──────── RECORD EXTRACTS
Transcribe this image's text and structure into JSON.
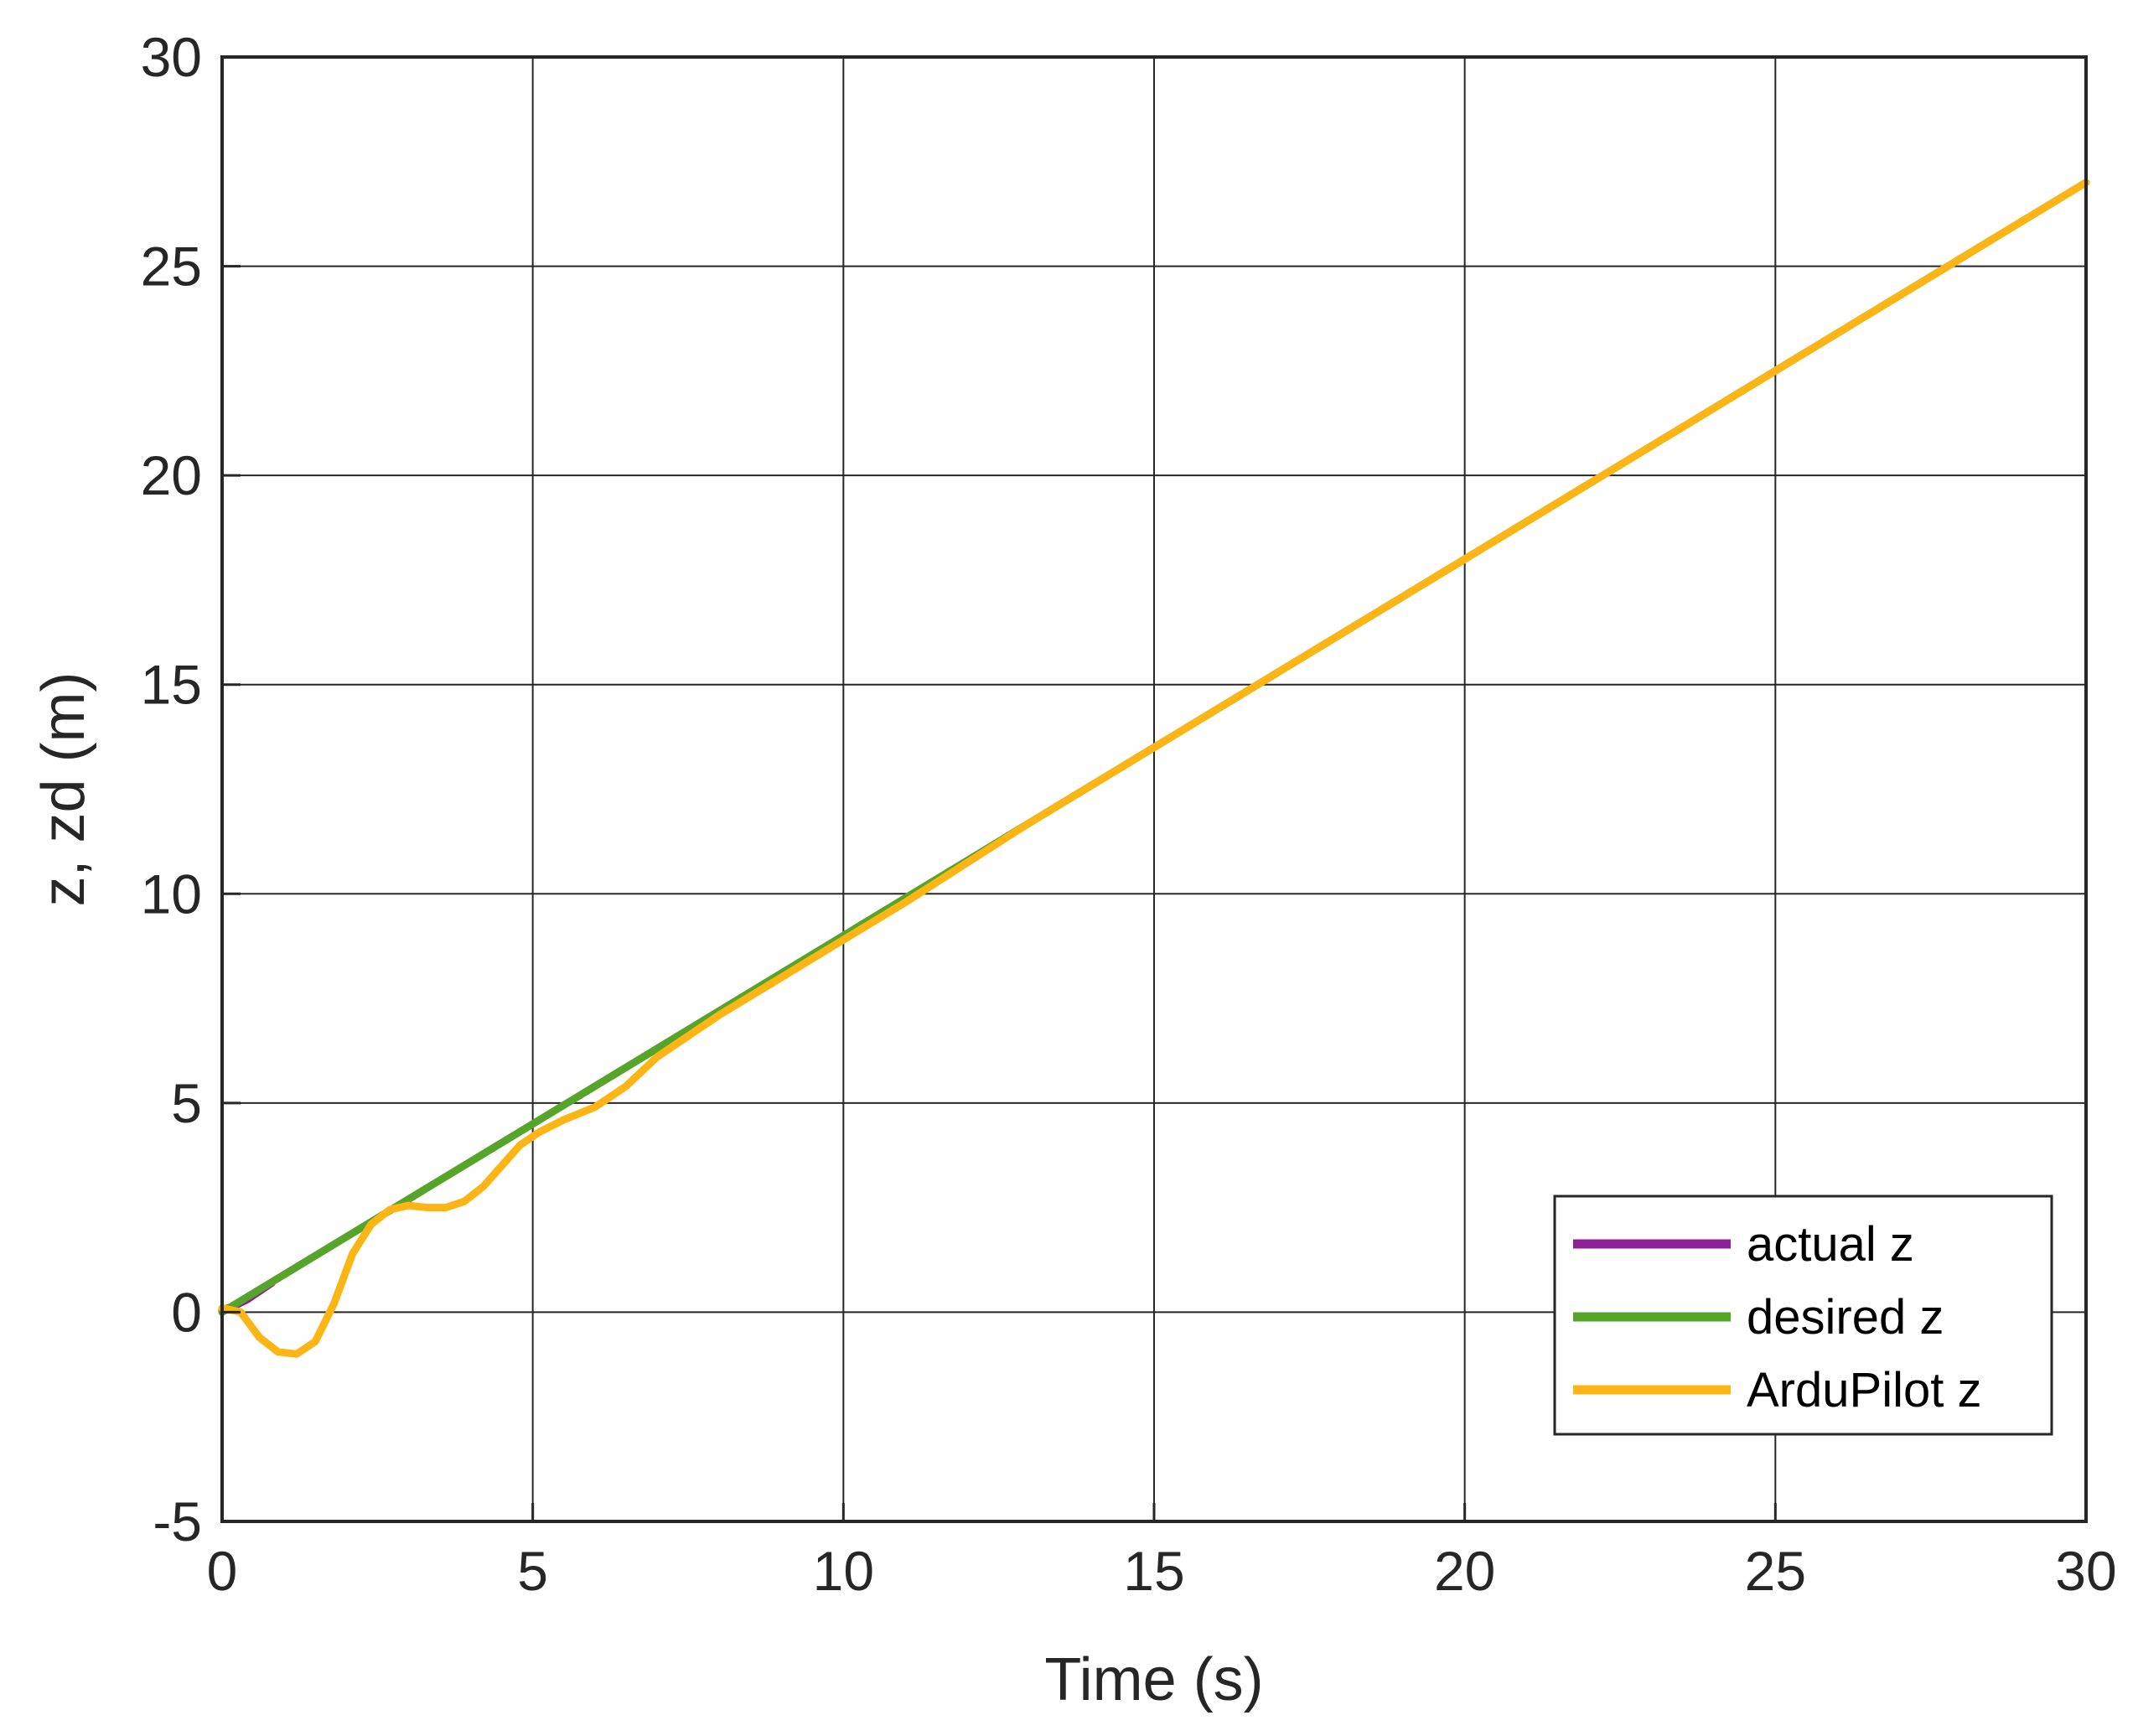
{
  "chart_data": {
    "type": "line",
    "title": "",
    "xlabel": "Time (s)",
    "ylabel": "z, zd (m)",
    "xlim": [
      0,
      30
    ],
    "ylim": [
      -5,
      30
    ],
    "xticks": [
      0,
      5,
      10,
      15,
      20,
      25,
      30
    ],
    "yticks": [
      -5,
      0,
      5,
      10,
      15,
      20,
      25,
      30
    ],
    "xtick_labels": [
      "0",
      "5",
      "10",
      "15",
      "20",
      "25",
      "30"
    ],
    "ytick_labels": [
      "-5",
      "0",
      "5",
      "10",
      "15",
      "20",
      "25",
      "30"
    ],
    "grid": true,
    "legend_position": "bottom-right",
    "series": [
      {
        "name": "actual z",
        "color": "#8e1f95",
        "x": [
          0,
          0.2,
          0.4,
          0.6,
          0.8
        ],
        "y": [
          0.05,
          0.15,
          0.3,
          0.5,
          0.7
        ]
      },
      {
        "name": "desired z",
        "color": "#56a52a",
        "x": [
          0,
          5,
          10,
          15,
          20,
          25,
          30
        ],
        "y": [
          0,
          4.5,
          9,
          13.5,
          18,
          22.5,
          27
        ]
      },
      {
        "name": "ArduPilot z",
        "color": "#fdb515",
        "x": [
          0,
          0.3,
          0.6,
          0.9,
          1.2,
          1.5,
          1.8,
          2.1,
          2.4,
          2.7,
          3.0,
          3.3,
          3.6,
          3.9,
          4.2,
          4.5,
          4.8,
          5.1,
          5.5,
          6.0,
          6.5,
          7.0,
          8.0,
          9.0,
          10.0,
          11.0,
          12.0,
          13.0,
          14.0,
          15.0,
          16.0,
          18.0,
          20.0,
          22.0,
          24.0,
          26.0,
          28.0,
          30.0
        ],
        "y": [
          0.1,
          0.0,
          -0.6,
          -0.95,
          -1.0,
          -0.7,
          0.2,
          1.4,
          2.1,
          2.45,
          2.55,
          2.5,
          2.5,
          2.65,
          3.0,
          3.5,
          4.0,
          4.3,
          4.6,
          4.9,
          5.4,
          6.1,
          7.1,
          8.0,
          8.9,
          9.8,
          10.75,
          11.7,
          12.6,
          13.5,
          14.4,
          16.2,
          18.0,
          19.8,
          21.6,
          23.4,
          25.2,
          27.0
        ]
      }
    ]
  }
}
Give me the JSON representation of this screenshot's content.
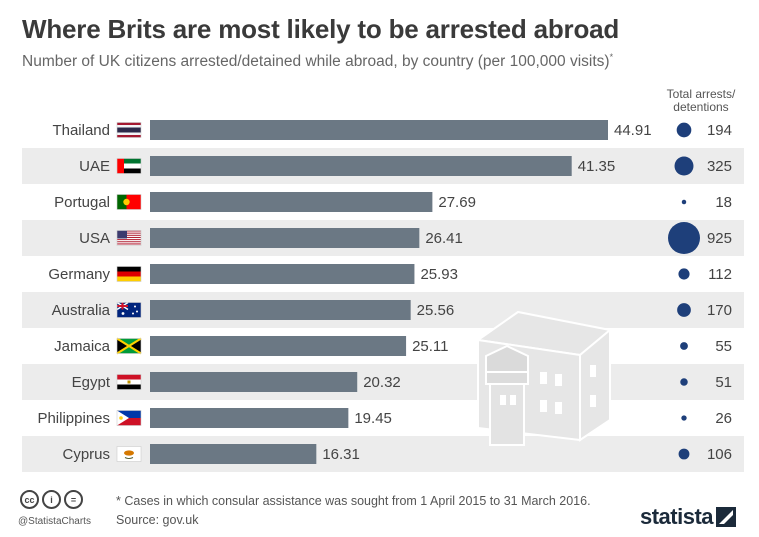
{
  "header": {
    "title": "Where Brits are most likely to be arrested abroad",
    "subtitle": "Number of UK citizens arrested/detained while abroad, by country (per 100,000 visits)",
    "subtitle_mark": "*"
  },
  "right_column": {
    "header_line1": "Total arrests/",
    "header_line2": "detentions"
  },
  "footer": {
    "note": "* Cases in which consular assistance was sought from 1 April 2015 to 31 March 2016.",
    "source": "Source: gov.uk",
    "handle": "@StatistaCharts",
    "brand": "statista"
  },
  "colors": {
    "bar": "#6b7884",
    "stripe": "#ececec",
    "dot": "#1e3f7a"
  },
  "chart_data": {
    "type": "bar",
    "orientation": "horizontal",
    "categories": [
      "Thailand",
      "UAE",
      "Portugal",
      "USA",
      "Germany",
      "Australia",
      "Jamaica",
      "Egypt",
      "Philippines",
      "Cyprus"
    ],
    "series": [
      {
        "name": "",
        "values": [
          44.91,
          41.35,
          27.69,
          26.41,
          25.93,
          25.56,
          25.11,
          20.32,
          19.45,
          16.31
        ]
      }
    ],
    "total_arrests": [
      194,
      325,
      18,
      925,
      112,
      170,
      55,
      51,
      26,
      106
    ],
    "value_labels": [
      "44.91",
      "41.35",
      "27.69",
      "26.41",
      "25.93",
      "25.56",
      "25.11",
      "20.32",
      "19.45",
      "16.31"
    ],
    "xlim": [
      0,
      50
    ],
    "flags": [
      "thailand-flag-icon",
      "uae-flag-icon",
      "portugal-flag-icon",
      "usa-flag-icon",
      "germany-flag-icon",
      "australia-flag-icon",
      "jamaica-flag-icon",
      "egypt-flag-icon",
      "philippines-flag-icon",
      "cyprus-flag-icon"
    ],
    "grid": false,
    "legend": "none"
  }
}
────────────────
WRITTEN TASK:
Omit the pictures, and quote the material above exactly as given.

EXERCISE SOLUTION:
Transcribe this image's text and structure into JSON.
{
  "chart_data": {
    "type": "line",
    "title": "",
    "xlabel": "Time (s)",
    "ylabel": "z, zd (m)",
    "xlim": [
      0,
      30
    ],
    "ylim": [
      -5,
      30
    ],
    "xticks": [
      0,
      5,
      10,
      15,
      20,
      25,
      30
    ],
    "yticks": [
      -5,
      0,
      5,
      10,
      15,
      20,
      25,
      30
    ],
    "xtick_labels": [
      "0",
      "5",
      "10",
      "15",
      "20",
      "25",
      "30"
    ],
    "ytick_labels": [
      "-5",
      "0",
      "5",
      "10",
      "15",
      "20",
      "25",
      "30"
    ],
    "grid": true,
    "legend_position": "bottom-right",
    "series": [
      {
        "name": "actual z",
        "color": "#8e1f95",
        "x": [
          0,
          0.2,
          0.4,
          0.6,
          0.8
        ],
        "y": [
          0.05,
          0.15,
          0.3,
          0.5,
          0.7
        ]
      },
      {
        "name": "desired z",
        "color": "#56a52a",
        "x": [
          0,
          5,
          10,
          15,
          20,
          25,
          30
        ],
        "y": [
          0,
          4.5,
          9,
          13.5,
          18,
          22.5,
          27
        ]
      },
      {
        "name": "ArduPilot z",
        "color": "#fdb515",
        "x": [
          0,
          0.3,
          0.6,
          0.9,
          1.2,
          1.5,
          1.8,
          2.1,
          2.4,
          2.7,
          3.0,
          3.3,
          3.6,
          3.9,
          4.2,
          4.5,
          4.8,
          5.1,
          5.5,
          6.0,
          6.5,
          7.0,
          8.0,
          9.0,
          10.0,
          11.0,
          12.0,
          13.0,
          14.0,
          15.0,
          16.0,
          18.0,
          20.0,
          22.0,
          24.0,
          26.0,
          28.0,
          30.0
        ],
        "y": [
          0.1,
          0.0,
          -0.6,
          -0.95,
          -1.0,
          -0.7,
          0.2,
          1.4,
          2.1,
          2.45,
          2.55,
          2.5,
          2.5,
          2.65,
          3.0,
          3.5,
          4.0,
          4.3,
          4.6,
          4.9,
          5.4,
          6.1,
          7.1,
          8.0,
          8.9,
          9.8,
          10.75,
          11.7,
          12.6,
          13.5,
          14.4,
          16.2,
          18.0,
          19.8,
          21.6,
          23.4,
          25.2,
          27.0
        ]
      }
    ]
  }
}
Give me the JSON representation of this screenshot's content.
{
  "header": {
    "title": "Where Brits are most likely to be arrested abroad",
    "subtitle": "Number of UK citizens arrested/detained while abroad, by country (per 100,000 visits)",
    "subtitle_mark": "*"
  },
  "right_column": {
    "header_line1": "Total arrests/",
    "header_line2": "detentions"
  },
  "footer": {
    "note": "* Cases in which consular assistance was sought from 1 April 2015 to 31 March 2016.",
    "source": "Source: gov.uk",
    "handle": "@StatistaCharts",
    "brand": "statista"
  },
  "colors": {
    "bar": "#6b7884",
    "stripe": "#ececec",
    "dot": "#1e3f7a"
  },
  "chart_data": {
    "type": "bar",
    "orientation": "horizontal",
    "categories": [
      "Thailand",
      "UAE",
      "Portugal",
      "USA",
      "Germany",
      "Australia",
      "Jamaica",
      "Egypt",
      "Philippines",
      "Cyprus"
    ],
    "series": [
      {
        "name": "",
        "values": [
          44.91,
          41.35,
          27.69,
          26.41,
          25.93,
          25.56,
          25.11,
          20.32,
          19.45,
          16.31
        ]
      }
    ],
    "total_arrests": [
      194,
      325,
      18,
      925,
      112,
      170,
      55,
      51,
      26,
      106
    ],
    "value_labels": [
      "44.91",
      "41.35",
      "27.69",
      "26.41",
      "25.93",
      "25.56",
      "25.11",
      "20.32",
      "19.45",
      "16.31"
    ],
    "xlim": [
      0,
      50
    ],
    "flags": [
      "thailand-flag-icon",
      "uae-flag-icon",
      "portugal-flag-icon",
      "usa-flag-icon",
      "germany-flag-icon",
      "australia-flag-icon",
      "jamaica-flag-icon",
      "egypt-flag-icon",
      "philippines-flag-icon",
      "cyprus-flag-icon"
    ],
    "grid": false,
    "legend": "none"
  }
}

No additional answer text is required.